··· MATERIAL SUPPLIED

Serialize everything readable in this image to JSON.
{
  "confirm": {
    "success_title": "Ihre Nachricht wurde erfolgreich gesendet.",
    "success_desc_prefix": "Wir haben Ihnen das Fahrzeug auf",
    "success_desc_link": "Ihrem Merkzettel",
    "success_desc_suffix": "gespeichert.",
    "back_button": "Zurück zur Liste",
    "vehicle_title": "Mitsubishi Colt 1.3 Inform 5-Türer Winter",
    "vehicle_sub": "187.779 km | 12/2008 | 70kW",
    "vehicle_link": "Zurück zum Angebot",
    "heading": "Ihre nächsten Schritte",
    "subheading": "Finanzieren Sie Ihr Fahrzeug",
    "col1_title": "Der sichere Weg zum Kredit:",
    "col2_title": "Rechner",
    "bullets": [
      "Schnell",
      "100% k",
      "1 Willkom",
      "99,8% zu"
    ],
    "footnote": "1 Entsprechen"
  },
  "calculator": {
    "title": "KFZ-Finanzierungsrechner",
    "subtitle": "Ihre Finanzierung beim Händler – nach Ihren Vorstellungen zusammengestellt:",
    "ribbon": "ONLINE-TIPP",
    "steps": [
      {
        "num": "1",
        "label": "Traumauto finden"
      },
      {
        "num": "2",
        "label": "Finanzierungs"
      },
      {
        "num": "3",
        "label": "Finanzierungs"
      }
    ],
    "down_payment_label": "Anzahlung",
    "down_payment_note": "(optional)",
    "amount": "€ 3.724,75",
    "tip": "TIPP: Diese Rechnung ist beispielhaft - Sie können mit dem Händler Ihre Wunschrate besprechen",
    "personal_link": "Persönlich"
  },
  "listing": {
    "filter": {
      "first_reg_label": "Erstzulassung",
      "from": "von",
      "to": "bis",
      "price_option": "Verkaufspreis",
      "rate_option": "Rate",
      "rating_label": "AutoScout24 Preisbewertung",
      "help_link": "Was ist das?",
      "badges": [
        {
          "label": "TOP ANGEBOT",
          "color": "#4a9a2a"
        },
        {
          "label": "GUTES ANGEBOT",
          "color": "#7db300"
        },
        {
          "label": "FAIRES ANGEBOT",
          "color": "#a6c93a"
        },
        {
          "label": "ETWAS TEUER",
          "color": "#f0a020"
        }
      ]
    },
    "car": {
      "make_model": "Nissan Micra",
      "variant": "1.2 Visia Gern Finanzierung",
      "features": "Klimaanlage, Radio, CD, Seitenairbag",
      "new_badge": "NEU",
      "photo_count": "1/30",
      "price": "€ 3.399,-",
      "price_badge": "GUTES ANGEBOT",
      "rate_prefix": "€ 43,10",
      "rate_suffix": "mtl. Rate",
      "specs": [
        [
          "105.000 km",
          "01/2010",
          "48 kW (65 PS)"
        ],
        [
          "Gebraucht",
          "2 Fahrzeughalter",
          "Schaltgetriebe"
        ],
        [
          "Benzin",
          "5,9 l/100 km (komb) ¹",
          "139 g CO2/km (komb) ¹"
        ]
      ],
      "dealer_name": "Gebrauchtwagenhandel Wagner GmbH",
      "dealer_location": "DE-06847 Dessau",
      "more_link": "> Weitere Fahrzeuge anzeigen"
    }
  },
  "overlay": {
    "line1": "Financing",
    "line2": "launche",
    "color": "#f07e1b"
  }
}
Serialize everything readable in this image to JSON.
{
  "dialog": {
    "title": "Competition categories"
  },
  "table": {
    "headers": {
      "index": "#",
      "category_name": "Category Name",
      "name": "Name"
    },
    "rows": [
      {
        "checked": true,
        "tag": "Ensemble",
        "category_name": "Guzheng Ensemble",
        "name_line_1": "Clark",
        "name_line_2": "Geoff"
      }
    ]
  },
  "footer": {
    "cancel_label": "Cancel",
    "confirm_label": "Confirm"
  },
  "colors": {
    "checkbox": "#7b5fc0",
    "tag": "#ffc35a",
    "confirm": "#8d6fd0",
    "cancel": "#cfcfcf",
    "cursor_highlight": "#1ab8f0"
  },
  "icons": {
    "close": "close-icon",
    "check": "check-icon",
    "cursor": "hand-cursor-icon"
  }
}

······

**STATED PROBLEM**
Your task is to quote all of the data word for word.

**ANSWER**
Serialize everything readable in this image to JSON.
{
  "confirm": {
    "success_title": "Ihre Nachricht wurde erfolgreich gesendet.",
    "success_desc_prefix": "Wir haben Ihnen das Fahrzeug auf",
    "success_desc_link": "Ihrem Merkzettel",
    "success_desc_suffix": "gespeichert.",
    "back_button": "Zurück zur Liste",
    "vehicle_title": "Mitsubishi Colt 1.3 Inform 5-Türer Winter",
    "vehicle_sub": "187.779 km | 12/2008 | 70kW",
    "vehicle_link": "Zurück zum Angebot",
    "heading": "Ihre nächsten Schritte",
    "subheading": "Finanzieren Sie Ihr Fahrzeug",
    "col1_title": "Der sichere Weg zum Kredit:",
    "col2_title": "Rechner",
    "bullets": [
      "Schnell",
      "100% k",
      "1 Willkom",
      "99,8% zu"
    ],
    "footnote": "1 Entsprechen"
  },
  "calculator": {
    "title": "KFZ-Finanzierungsrechner",
    "subtitle": "Ihre Finanzierung beim Händler – nach Ihren Vorstellungen zusammengestellt:",
    "ribbon": "ONLINE-TIPP",
    "steps": [
      {
        "num": "1",
        "label": "Traumauto finden"
      },
      {
        "num": "2",
        "label": "Finanzierungs"
      },
      {
        "num": "3",
        "label": "Finanzierungs"
      }
    ],
    "down_payment_label": "Anzahlung",
    "down_payment_note": "(optional)",
    "amount": "€ 3.724,75",
    "tip": "TIPP: Diese Rechnung ist beispielhaft - Sie können mit dem Händler Ihre Wunschrate besprechen",
    "personal_link": "Persönlich"
  },
  "listing": {
    "filter": {
      "first_reg_label": "Erstzulassung",
      "from": "von",
      "to": "bis",
      "price_option": "Verkaufspreis",
      "rate_option": "Rate",
      "rating_label": "AutoScout24 Preisbewertung",
      "help_link": "Was ist das?",
      "badges": [
        {
          "label": "TOP ANGEBOT",
          "color": "#4a9a2a"
        },
        {
          "label": "GUTES ANGEBOT",
          "color": "#7db300"
        },
        {
          "label": "FAIRES ANGEBOT",
          "color": "#a6c93a"
        },
        {
          "label": "ETWAS TEUER",
          "color": "#f0a020"
        }
      ]
    },
    "car": {
      "make_model": "Nissan Micra",
      "variant": "1.2 Visia Gern Finanzierung",
      "features": "Klimaanlage, Radio, CD, Seitenairbag",
      "new_badge": "NEU",
      "photo_count": "1/30",
      "price": "€ 3.399,-",
      "price_badge": "GUTES ANGEBOT",
      "rate_prefix": "€ 43,10",
      "rate_suffix": "mtl. Rate",
      "specs": [
        [
          "105.000 km",
          "01/2010",
          "48 kW (65 PS)"
        ],
        [
          "Gebraucht",
          "2 Fahrzeughalter",
          "Schaltgetriebe"
        ],
        [
          "Benzin",
          "5,9 l/100 km (komb) ¹",
          "139 g CO2/km (komb) ¹"
        ]
      ],
      "dealer_name": "Gebrauchtwagenhandel Wagner GmbH",
      "dealer_location": "DE-06847 Dessau",
      "more_link": "> Weitere Fahrzeuge anzeigen"
    }
  },
  "overlay": {
    "line1": "Financing",
    "line2": "launche",
    "color": "#f07e1b"
  }
}
Serialize everything readable in this image to JSON.
{
  "dialog": {
    "title": "Competition categories"
  },
  "table": {
    "headers": {
      "index": "#",
      "category_name": "Category Name",
      "name": "Name"
    },
    "rows": [
      {
        "checked": true,
        "tag": "Ensemble",
        "category_name": "Guzheng Ensemble",
        "name_line_1": "Clark",
        "name_line_2": "Geoff"
      }
    ]
  },
  "footer": {
    "cancel_label": "Cancel",
    "confirm_label": "Confirm"
  },
  "colors": {
    "checkbox": "#7b5fc0",
    "tag": "#ffc35a",
    "confirm": "#8d6fd0",
    "cancel": "#cfcfcf",
    "cursor_highlight": "#1ab8f0"
  },
  "icons": {
    "close": "close-icon",
    "check": "check-icon",
    "cursor": "hand-cursor-icon"
  }
}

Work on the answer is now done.